Stated goal:
Only a number is wanted: how many lines in the records below contain "privado"?

____

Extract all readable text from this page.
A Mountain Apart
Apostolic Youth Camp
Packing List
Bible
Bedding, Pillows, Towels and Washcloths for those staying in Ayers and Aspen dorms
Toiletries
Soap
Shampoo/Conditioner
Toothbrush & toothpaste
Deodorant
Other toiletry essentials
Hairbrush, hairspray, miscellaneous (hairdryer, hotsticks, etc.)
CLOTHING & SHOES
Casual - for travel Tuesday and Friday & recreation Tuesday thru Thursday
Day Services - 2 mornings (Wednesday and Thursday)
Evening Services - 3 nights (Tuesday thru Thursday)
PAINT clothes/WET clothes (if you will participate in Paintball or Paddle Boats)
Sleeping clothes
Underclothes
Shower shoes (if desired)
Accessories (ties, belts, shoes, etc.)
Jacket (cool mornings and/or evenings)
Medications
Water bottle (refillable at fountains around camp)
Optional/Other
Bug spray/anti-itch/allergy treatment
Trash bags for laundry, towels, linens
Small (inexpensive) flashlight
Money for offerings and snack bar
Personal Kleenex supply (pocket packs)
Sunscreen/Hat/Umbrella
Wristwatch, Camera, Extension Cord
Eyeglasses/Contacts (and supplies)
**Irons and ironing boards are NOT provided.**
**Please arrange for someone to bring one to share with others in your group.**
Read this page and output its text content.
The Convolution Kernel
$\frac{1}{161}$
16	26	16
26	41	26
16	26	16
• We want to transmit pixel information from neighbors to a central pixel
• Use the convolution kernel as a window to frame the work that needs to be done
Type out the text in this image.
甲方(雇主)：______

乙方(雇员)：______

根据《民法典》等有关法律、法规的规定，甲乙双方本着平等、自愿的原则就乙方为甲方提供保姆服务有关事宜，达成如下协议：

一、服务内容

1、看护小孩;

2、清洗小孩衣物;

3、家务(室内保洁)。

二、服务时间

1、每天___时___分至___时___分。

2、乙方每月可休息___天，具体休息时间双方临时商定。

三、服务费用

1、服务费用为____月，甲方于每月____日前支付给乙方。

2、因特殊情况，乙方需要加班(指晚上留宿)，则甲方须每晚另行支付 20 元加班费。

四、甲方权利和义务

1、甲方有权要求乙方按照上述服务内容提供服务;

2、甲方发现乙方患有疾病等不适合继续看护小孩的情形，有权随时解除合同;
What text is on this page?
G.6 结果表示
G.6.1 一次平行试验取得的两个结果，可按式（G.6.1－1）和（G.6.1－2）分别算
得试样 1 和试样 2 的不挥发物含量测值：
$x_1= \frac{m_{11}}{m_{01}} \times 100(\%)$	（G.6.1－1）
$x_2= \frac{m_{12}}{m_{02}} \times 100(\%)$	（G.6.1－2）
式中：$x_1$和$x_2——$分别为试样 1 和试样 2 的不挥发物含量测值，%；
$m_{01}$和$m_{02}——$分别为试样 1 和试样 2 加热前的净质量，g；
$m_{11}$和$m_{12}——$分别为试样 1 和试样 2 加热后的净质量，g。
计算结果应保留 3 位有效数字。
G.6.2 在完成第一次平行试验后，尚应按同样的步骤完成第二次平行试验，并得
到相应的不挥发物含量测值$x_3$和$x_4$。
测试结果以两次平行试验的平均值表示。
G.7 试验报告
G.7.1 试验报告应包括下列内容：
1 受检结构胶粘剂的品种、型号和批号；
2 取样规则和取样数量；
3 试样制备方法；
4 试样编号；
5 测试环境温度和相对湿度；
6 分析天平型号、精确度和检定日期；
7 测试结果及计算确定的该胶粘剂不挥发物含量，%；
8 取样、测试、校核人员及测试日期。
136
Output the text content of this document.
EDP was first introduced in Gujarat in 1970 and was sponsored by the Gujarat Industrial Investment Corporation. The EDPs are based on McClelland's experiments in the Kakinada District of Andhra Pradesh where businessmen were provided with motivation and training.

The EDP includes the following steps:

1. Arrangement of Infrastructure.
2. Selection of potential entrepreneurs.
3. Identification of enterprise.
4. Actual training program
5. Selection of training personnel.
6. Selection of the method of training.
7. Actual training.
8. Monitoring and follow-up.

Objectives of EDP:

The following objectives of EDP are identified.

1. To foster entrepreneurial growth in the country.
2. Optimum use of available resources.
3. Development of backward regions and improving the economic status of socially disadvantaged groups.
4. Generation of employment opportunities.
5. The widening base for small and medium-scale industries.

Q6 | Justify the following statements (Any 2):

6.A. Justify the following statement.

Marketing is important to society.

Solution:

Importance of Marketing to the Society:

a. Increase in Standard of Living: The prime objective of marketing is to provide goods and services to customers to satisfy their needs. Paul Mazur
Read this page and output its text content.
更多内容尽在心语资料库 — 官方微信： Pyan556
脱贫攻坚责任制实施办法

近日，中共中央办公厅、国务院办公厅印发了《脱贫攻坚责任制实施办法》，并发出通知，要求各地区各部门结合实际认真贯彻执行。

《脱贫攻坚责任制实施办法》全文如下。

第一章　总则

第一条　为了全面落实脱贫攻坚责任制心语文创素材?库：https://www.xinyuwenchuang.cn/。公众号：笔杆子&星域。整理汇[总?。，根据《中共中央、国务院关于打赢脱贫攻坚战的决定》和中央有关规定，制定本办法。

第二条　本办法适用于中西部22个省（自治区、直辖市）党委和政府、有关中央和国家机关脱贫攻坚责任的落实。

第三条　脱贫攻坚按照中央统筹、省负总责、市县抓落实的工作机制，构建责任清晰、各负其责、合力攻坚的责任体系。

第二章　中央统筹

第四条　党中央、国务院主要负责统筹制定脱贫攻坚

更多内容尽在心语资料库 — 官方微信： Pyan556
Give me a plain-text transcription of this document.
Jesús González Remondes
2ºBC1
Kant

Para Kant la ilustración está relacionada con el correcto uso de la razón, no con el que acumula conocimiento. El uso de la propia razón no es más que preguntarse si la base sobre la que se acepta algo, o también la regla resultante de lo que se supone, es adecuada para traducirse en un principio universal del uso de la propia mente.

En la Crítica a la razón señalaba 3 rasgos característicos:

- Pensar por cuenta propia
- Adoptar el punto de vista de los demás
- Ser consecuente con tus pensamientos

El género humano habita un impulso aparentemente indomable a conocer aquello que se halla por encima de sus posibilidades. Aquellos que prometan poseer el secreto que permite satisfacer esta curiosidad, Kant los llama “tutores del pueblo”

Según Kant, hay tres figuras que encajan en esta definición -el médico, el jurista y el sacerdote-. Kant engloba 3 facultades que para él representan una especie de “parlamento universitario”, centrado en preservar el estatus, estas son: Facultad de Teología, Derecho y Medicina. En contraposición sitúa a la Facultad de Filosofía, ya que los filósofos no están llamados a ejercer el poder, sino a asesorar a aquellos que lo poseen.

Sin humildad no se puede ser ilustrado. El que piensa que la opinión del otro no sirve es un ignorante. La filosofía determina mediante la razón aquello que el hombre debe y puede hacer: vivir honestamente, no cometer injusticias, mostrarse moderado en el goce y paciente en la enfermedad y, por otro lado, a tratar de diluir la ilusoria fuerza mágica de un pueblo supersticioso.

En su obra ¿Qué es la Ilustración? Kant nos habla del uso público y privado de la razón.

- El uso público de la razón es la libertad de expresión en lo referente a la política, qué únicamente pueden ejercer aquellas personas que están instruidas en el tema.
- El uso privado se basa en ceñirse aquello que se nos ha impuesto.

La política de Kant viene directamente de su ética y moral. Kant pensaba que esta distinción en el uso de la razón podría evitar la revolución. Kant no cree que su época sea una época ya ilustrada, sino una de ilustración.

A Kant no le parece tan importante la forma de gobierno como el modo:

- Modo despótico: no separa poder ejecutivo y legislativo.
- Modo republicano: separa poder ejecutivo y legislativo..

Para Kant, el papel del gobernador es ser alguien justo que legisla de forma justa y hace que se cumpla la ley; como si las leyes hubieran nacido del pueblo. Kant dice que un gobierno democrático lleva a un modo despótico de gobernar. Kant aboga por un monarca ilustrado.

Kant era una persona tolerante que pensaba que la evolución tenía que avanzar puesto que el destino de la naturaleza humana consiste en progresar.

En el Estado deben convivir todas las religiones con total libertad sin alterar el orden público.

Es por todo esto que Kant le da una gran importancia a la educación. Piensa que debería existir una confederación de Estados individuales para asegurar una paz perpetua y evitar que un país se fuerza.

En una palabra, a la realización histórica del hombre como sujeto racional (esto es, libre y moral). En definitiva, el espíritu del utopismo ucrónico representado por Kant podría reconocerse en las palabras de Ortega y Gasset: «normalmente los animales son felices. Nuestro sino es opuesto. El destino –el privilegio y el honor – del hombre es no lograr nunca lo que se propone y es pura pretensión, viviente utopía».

____

Exercise output:
2